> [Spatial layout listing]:

------------------------------

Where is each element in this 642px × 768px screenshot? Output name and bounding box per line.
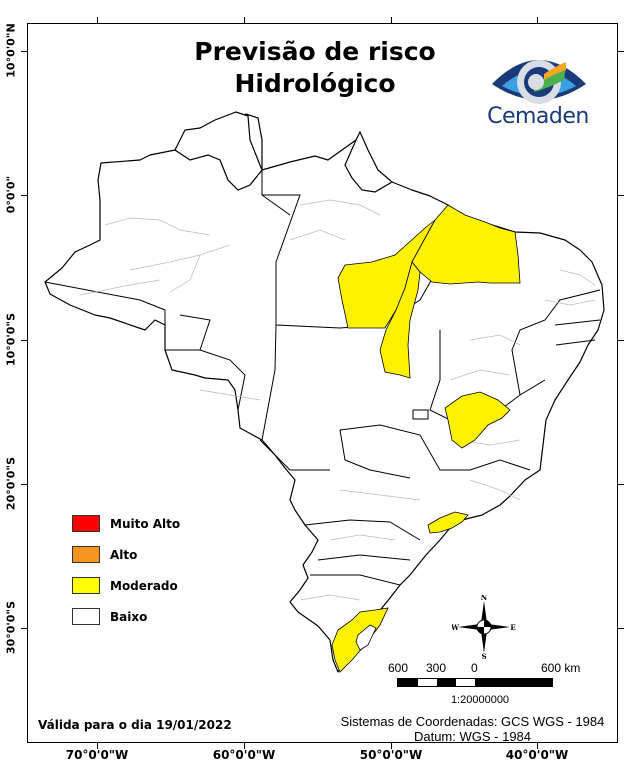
lon-label-50w: 50°0'0"W bbox=[359, 748, 423, 762]
coord-system: Sistemas de Coordenadas: GCS WGS - 1984 bbox=[340, 714, 605, 729]
map-frame bbox=[27, 23, 618, 743]
lat-tick bbox=[618, 484, 624, 485]
compass-s: S bbox=[481, 652, 486, 659]
legend-item-alto: Alto bbox=[72, 539, 180, 570]
cemaden-logo-text: Cemaden bbox=[487, 104, 589, 129]
lon-tick bbox=[391, 743, 392, 749]
north-arrow-compass-icon: N S W E bbox=[452, 595, 516, 659]
moderado-region-sp-rj bbox=[427, 511, 469, 534]
lat-tick bbox=[21, 628, 27, 629]
legend-swatch-yellow bbox=[72, 577, 100, 594]
scale-ratio: 1:20000000 bbox=[450, 694, 510, 706]
legend-swatch-red bbox=[72, 515, 100, 532]
roraima-outline bbox=[174, 111, 263, 191]
scale-label-0: 0 bbox=[471, 661, 478, 675]
title-line-1: Previsão de risco bbox=[194, 37, 436, 66]
amapa-outline bbox=[344, 130, 394, 193]
legend-label: Moderado bbox=[110, 578, 178, 593]
lat-tick bbox=[21, 51, 27, 52]
lat-tick bbox=[618, 628, 624, 629]
lagoon bbox=[355, 624, 377, 651]
lon-tick bbox=[537, 17, 538, 23]
lon-label-40w: 40°0'0"W bbox=[505, 748, 569, 762]
lon-tick bbox=[537, 743, 538, 749]
legend-item-moderado: Moderado bbox=[72, 570, 180, 601]
valid-date: Válida para o dia 19/01/2022 bbox=[38, 718, 232, 732]
legend-label: Muito Alto bbox=[110, 516, 181, 531]
compass-e: E bbox=[510, 623, 515, 632]
legend: Muito Alto Alto Moderado Baixo bbox=[72, 508, 180, 632]
scale-label-600km: 600 km bbox=[541, 661, 581, 675]
legend-label: Baixo bbox=[110, 609, 148, 624]
scale-label-600: 600 bbox=[388, 661, 409, 675]
datum: Datum: WGS - 1984 bbox=[413, 729, 532, 744]
scale-bar bbox=[397, 678, 553, 687]
coordinate-info: Sistemas de Coordenadas: GCS WGS - 1984 … bbox=[330, 714, 615, 744]
legend-item-muito-alto: Muito Alto bbox=[72, 508, 180, 539]
compass-n: N bbox=[481, 595, 488, 602]
cemaden-eye-logo-icon bbox=[492, 60, 586, 104]
title-line-2: Hidrológico bbox=[234, 69, 396, 98]
map-title: Previsão de risco Hidrológico bbox=[150, 36, 480, 100]
legend-swatch-white bbox=[72, 608, 100, 625]
lat-tick bbox=[21, 484, 27, 485]
moderado-region-bahia bbox=[444, 391, 511, 449]
legend-swatch-orange bbox=[72, 546, 100, 563]
moderado-regions bbox=[331, 204, 521, 673]
lat-tick bbox=[618, 340, 624, 341]
compass-w: W bbox=[452, 623, 459, 632]
lat-tick bbox=[618, 51, 624, 52]
lat-tick bbox=[618, 195, 624, 196]
federal-district bbox=[412, 409, 429, 420]
lon-label-70w: 70°0'0"W bbox=[65, 748, 129, 762]
lat-tick bbox=[21, 340, 27, 341]
lon-tick bbox=[97, 17, 98, 23]
moderado-region-tocantins bbox=[379, 261, 421, 379]
lon-tick bbox=[97, 743, 98, 749]
legend-item-baixo: Baixo bbox=[72, 601, 180, 632]
moderado-region-para-east bbox=[411, 204, 521, 285]
lon-tick bbox=[391, 17, 392, 23]
scale-label-300: 300 bbox=[426, 661, 447, 675]
legend-label: Alto bbox=[110, 547, 138, 562]
lon-tick bbox=[244, 17, 245, 23]
lon-label-60w: 60°0'0"W bbox=[212, 748, 276, 762]
lon-tick bbox=[244, 743, 245, 749]
lat-tick bbox=[21, 195, 27, 196]
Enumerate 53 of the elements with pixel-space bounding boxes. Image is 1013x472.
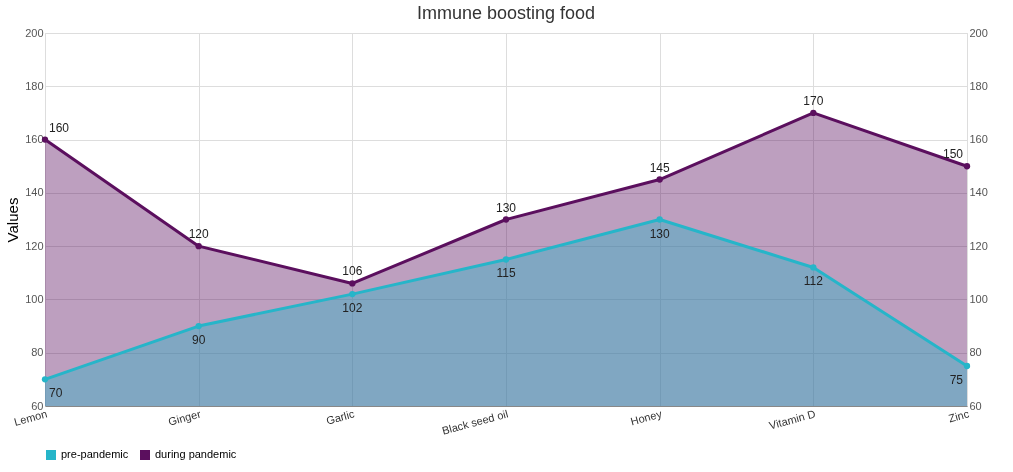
data-label: 102 (342, 301, 363, 316)
y2-tick-label: 180 (969, 79, 988, 92)
point (656, 176, 663, 183)
data-label: 160 (49, 120, 70, 135)
x-tick-label: Vitamin D (767, 407, 817, 432)
data-label: 112 (803, 274, 824, 289)
data-label: 75 (949, 373, 964, 388)
data-label: 170 (803, 93, 824, 108)
y2-tick-label: 60 (969, 399, 982, 412)
data-label: 130 (495, 200, 517, 215)
y-tick-label: 160 (25, 133, 44, 146)
x-tick-label: Garlic (324, 407, 357, 427)
x-tick-label: Black seed oil (440, 407, 510, 437)
y-tick-label: 80 (31, 346, 44, 359)
chart-title: Immune boosting food (416, 3, 596, 23)
y-axis-title: Values (4, 197, 22, 243)
point (810, 109, 817, 117)
data-label: 90 (191, 333, 206, 348)
x-tick-label: Ginger (167, 407, 203, 428)
y2-tick-label: 200 (969, 26, 988, 39)
y-tick-label: 100 (25, 292, 44, 305)
point (656, 216, 663, 223)
y2-tick-label: 120 (969, 239, 988, 252)
data-label: 115 (496, 266, 516, 281)
data-label: 150 (942, 147, 964, 162)
data-label: 120 (188, 227, 209, 242)
point (195, 242, 202, 250)
x-tick-label: Honey (629, 407, 664, 428)
data-label: 106 (342, 264, 363, 279)
point (810, 264, 817, 271)
point (349, 280, 356, 287)
legend-label: pre-pandemic (61, 448, 129, 460)
y2-tick-label: 100 (969, 292, 988, 305)
point (349, 290, 356, 298)
data-label: 145 (649, 160, 670, 175)
y-tick-label: 140 (25, 186, 44, 199)
y-tick-label: 120 (25, 239, 44, 252)
y2-tick-label: 160 (969, 133, 988, 146)
point (502, 216, 510, 223)
y-tick-label: 60 (31, 399, 44, 412)
legend-label: during pandemic (155, 448, 237, 460)
point (195, 322, 202, 330)
y-tick-label: 180 (25, 79, 44, 92)
data-label: 130 (649, 226, 670, 241)
point (963, 163, 971, 170)
y-tick-label: 200 (25, 26, 44, 39)
y2-tick-label: 140 (969, 186, 988, 199)
point (963, 362, 971, 370)
x-tick-label: Zinc (947, 407, 971, 425)
point (502, 256, 510, 263)
point (41, 376, 49, 383)
y2-tick-label: 80 (969, 346, 982, 359)
data-label: 70 (49, 386, 63, 401)
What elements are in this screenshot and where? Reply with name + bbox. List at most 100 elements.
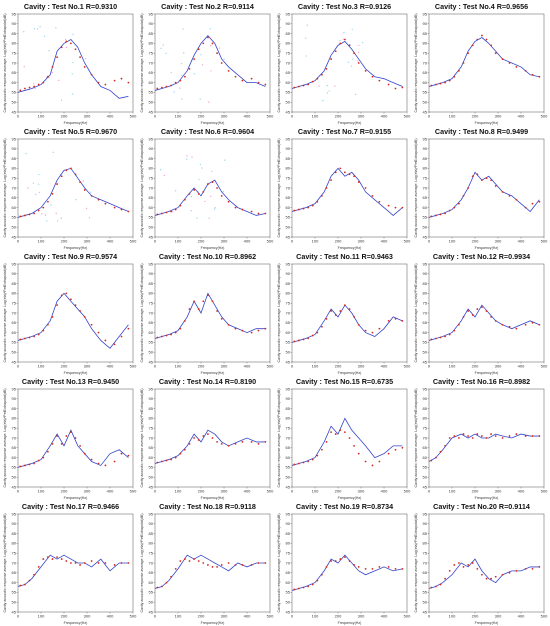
measured-point — [56, 556, 58, 559]
stray-point — [34, 193, 37, 196]
x-tick-label: 400 — [244, 489, 251, 494]
measured-point — [47, 323, 49, 326]
measured-point — [401, 567, 404, 570]
chart-panel-test-3: Cavity : Test No.3 R=0.9126 45 50 55 60 65 70 7… — [276, 1, 413, 126]
y-tick-label: 60 — [149, 330, 154, 335]
x-axis-label: Frequency(Hz) — [475, 246, 499, 250]
measured-point — [184, 198, 186, 201]
measured-point — [47, 556, 49, 559]
measured-point — [298, 339, 300, 342]
measured-point — [211, 437, 214, 439]
y-tick-label: 70 — [149, 435, 154, 440]
stray-point — [361, 41, 364, 44]
y-tick-label: 50 — [12, 100, 17, 105]
measured-point — [490, 433, 492, 435]
measured-point — [227, 200, 230, 203]
chart-panel-test-19: Cavity : Test No.19 R=0.8734 45 50 55 60 65 70… — [276, 501, 413, 626]
measured-point — [216, 52, 218, 55]
measured-point — [430, 586, 433, 589]
y-tick-label: 85 — [149, 156, 154, 161]
measured-point — [51, 558, 54, 560]
y-tick-label: 65 — [12, 445, 17, 450]
measured-point — [165, 334, 168, 337]
stray-point — [208, 101, 210, 103]
y-tick-label: 65 — [12, 320, 17, 325]
x-tick-label: 500 — [130, 239, 137, 244]
x-tick-label: 400 — [244, 364, 251, 369]
measured-point — [439, 336, 442, 339]
measured-point — [302, 207, 305, 210]
y-tick-label: 90 — [12, 521, 17, 526]
y-tick-label: 55 — [12, 340, 17, 345]
y-tick-label: 90 — [423, 396, 428, 401]
measured-point — [227, 562, 230, 564]
stray-point — [354, 93, 357, 96]
stray-point — [46, 220, 48, 222]
measured-point — [113, 460, 116, 463]
x-tick-label: 100 — [449, 114, 456, 119]
figure-grid: Cavity : Test No.1 R=0.9310 45 50 55 60 65 70 7… — [3, 1, 548, 625]
measured-point — [458, 437, 460, 439]
measured-point — [90, 560, 93, 562]
measured-point — [65, 292, 68, 295]
measured-point — [197, 48, 200, 51]
measured-point — [179, 327, 182, 330]
y-tick-label: 45 — [12, 484, 17, 489]
stray-point — [351, 28, 353, 30]
measured-point — [435, 337, 437, 340]
measured-point — [302, 84, 305, 87]
measured-point — [330, 431, 332, 434]
measured-point — [462, 194, 465, 197]
measured-point — [257, 562, 260, 564]
measured-point — [56, 183, 58, 185]
measured-point — [56, 435, 58, 437]
measured-point — [298, 85, 300, 88]
stray-point — [199, 163, 202, 166]
stray-point — [186, 155, 188, 157]
y-tick-label: 95 — [286, 386, 291, 391]
measured-point — [74, 304, 77, 307]
plot-frame — [428, 263, 545, 363]
measured-point — [156, 87, 159, 90]
measured-point — [348, 437, 351, 439]
y-tick-label: 75 — [149, 51, 154, 56]
measured-point — [531, 435, 534, 437]
measured-point — [120, 335, 123, 338]
stray-point — [32, 182, 35, 184]
measured-point — [104, 562, 107, 564]
measured-point — [193, 189, 195, 191]
measured-point — [501, 573, 504, 576]
measured-point — [70, 562, 72, 564]
x-tick-label: 300 — [358, 364, 365, 369]
measured-point — [453, 564, 456, 566]
x-axis-label: Frequency(Hz) — [475, 371, 499, 375]
chart-svg: Cavity : Test No.18 R=0.9118455055606570… — [140, 502, 274, 625]
predicted-series-line — [428, 304, 540, 341]
x-tick-label: 0 — [291, 364, 294, 369]
stray-point — [191, 156, 193, 158]
chart-title: Cavity : Test No.2 R=0.9114 — [161, 2, 254, 11]
x-tick-label: 500 — [541, 364, 548, 369]
measured-point — [485, 38, 488, 41]
measured-point — [321, 194, 323, 197]
chart-title: Cavity : Test No.1 R=0.9310 — [24, 2, 117, 11]
measured-point — [515, 66, 518, 68]
x-tick-label: 300 — [221, 614, 228, 619]
stray-point — [181, 98, 183, 100]
x-tick-label: 200 — [335, 489, 342, 494]
y-tick-label: 75 — [286, 426, 291, 431]
y-tick-label: 45 — [423, 484, 428, 489]
measured-point — [467, 435, 469, 437]
measured-point — [348, 308, 351, 310]
measured-point — [364, 69, 367, 72]
y-tick-label: 45 — [423, 359, 428, 364]
measured-point — [97, 198, 100, 201]
y-tick-label: 55 — [286, 215, 291, 220]
chart-panel-test-7: Cavity : Test No.7 R=0.9155 45 50 55 60 65 70 7… — [276, 126, 413, 251]
y-tick-label: 70 — [286, 560, 291, 565]
x-tick-label: 0 — [428, 614, 431, 619]
y-tick-label: 95 — [286, 136, 291, 141]
x-tick-label: 200 — [472, 489, 479, 494]
stray-point — [209, 28, 212, 30]
stray-point — [33, 28, 36, 30]
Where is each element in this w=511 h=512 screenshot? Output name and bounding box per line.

------------------------------

> [JOB]: Reproduce the lines of the listing starting with the line containing "measured-point — [56, 556, 58, 559]" and going on through the line containing "measured-point — [227, 200, 230, 203]", substituting "outlier-point" for "stray-point" and leaving everything else unchanged.

> [FULL SOLUTION]:
measured-point — [56, 556, 58, 559]
outlier-point — [34, 193, 37, 196]
x-tick-label: 400 — [244, 489, 251, 494]
measured-point — [47, 323, 49, 326]
measured-point — [401, 567, 404, 570]
chart-panel-test-3: Cavity : Test No.3 R=0.9126 45 50 55 60 65 70 7… — [276, 1, 413, 126]
y-tick-label: 60 — [149, 330, 154, 335]
x-axis-label: Frequency(Hz) — [475, 246, 499, 250]
measured-point — [184, 198, 186, 201]
measured-point — [47, 556, 49, 559]
measured-point — [298, 339, 300, 342]
measured-point — [211, 437, 214, 439]
y-tick-label: 70 — [149, 435, 154, 440]
outlier-point — [361, 41, 364, 44]
y-tick-label: 50 — [12, 100, 17, 105]
measured-point — [490, 433, 492, 435]
measured-point — [227, 200, 230, 203]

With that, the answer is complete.